Data items

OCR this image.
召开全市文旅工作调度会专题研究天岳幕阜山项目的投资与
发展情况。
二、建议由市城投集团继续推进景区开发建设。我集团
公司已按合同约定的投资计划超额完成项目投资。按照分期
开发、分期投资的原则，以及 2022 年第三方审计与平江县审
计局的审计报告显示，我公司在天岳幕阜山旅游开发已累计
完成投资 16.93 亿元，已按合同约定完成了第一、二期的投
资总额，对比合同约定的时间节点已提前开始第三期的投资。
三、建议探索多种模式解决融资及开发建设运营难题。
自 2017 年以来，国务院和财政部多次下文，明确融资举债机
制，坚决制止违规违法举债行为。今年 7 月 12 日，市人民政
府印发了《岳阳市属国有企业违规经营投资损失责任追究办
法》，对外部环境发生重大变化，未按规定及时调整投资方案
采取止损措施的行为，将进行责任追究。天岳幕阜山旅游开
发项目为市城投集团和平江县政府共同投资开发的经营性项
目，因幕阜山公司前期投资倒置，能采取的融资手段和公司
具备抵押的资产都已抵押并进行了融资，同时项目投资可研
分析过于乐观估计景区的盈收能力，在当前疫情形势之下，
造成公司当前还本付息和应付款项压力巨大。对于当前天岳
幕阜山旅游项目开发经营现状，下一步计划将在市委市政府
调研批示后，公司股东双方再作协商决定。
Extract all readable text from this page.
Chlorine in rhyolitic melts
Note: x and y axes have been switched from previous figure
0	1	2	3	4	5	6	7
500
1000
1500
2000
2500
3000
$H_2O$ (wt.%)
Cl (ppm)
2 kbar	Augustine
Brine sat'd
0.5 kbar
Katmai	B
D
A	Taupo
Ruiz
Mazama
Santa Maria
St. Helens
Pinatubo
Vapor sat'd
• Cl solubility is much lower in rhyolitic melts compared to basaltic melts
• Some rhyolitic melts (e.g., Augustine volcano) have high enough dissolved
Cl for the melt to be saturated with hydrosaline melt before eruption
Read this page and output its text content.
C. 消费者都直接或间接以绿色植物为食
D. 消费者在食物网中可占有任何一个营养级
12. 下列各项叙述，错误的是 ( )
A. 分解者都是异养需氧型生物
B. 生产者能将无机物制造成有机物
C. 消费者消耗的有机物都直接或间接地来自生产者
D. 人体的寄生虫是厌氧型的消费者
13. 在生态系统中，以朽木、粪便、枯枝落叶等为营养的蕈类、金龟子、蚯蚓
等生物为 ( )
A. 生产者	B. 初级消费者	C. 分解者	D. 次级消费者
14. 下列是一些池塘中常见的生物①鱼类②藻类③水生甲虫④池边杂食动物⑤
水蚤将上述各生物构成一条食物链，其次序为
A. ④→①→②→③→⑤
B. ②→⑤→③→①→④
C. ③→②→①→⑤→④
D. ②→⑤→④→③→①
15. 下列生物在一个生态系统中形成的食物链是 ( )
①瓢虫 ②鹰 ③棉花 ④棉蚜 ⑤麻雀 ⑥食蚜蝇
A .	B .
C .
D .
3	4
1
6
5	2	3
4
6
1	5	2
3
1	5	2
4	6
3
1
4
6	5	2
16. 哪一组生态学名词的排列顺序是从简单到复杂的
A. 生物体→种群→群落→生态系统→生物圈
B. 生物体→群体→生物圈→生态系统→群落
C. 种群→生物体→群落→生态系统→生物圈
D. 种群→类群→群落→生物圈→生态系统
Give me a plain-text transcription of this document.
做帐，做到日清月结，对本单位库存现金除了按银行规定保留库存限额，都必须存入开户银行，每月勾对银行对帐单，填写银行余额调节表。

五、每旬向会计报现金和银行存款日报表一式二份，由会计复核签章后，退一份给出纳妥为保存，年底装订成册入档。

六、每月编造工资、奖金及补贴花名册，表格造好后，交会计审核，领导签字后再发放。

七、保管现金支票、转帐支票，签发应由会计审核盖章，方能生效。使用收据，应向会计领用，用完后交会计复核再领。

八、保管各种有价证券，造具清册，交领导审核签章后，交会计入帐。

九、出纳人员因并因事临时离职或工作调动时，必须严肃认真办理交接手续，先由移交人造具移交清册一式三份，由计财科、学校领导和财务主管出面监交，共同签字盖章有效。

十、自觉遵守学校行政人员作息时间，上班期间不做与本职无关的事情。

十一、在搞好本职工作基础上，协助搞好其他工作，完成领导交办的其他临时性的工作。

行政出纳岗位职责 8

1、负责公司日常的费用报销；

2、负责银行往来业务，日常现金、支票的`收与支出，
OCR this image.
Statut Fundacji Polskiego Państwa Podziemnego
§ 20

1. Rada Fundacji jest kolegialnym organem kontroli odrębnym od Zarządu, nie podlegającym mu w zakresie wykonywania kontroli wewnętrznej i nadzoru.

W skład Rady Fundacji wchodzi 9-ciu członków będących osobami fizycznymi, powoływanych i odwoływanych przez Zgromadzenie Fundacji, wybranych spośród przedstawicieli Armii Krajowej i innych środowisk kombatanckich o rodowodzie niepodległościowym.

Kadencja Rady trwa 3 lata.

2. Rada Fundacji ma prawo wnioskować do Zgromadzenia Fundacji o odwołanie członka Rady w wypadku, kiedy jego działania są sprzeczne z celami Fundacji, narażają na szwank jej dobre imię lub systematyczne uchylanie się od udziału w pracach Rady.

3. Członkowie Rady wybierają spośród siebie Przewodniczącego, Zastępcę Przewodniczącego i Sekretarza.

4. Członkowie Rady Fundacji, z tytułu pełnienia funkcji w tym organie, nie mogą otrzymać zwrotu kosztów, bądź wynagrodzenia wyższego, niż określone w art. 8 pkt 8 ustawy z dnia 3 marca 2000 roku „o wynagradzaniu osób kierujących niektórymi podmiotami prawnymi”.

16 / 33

## WHAT YOU ARE ASKED TO DO
Only lines with "this" are wanted here; list each of them.

## CORRECT RESPONSE
OCR this image.
Extract all readable text from this page.
Read this page and output its text content.
Give me a plain-text transcription of this document.
OCR this image.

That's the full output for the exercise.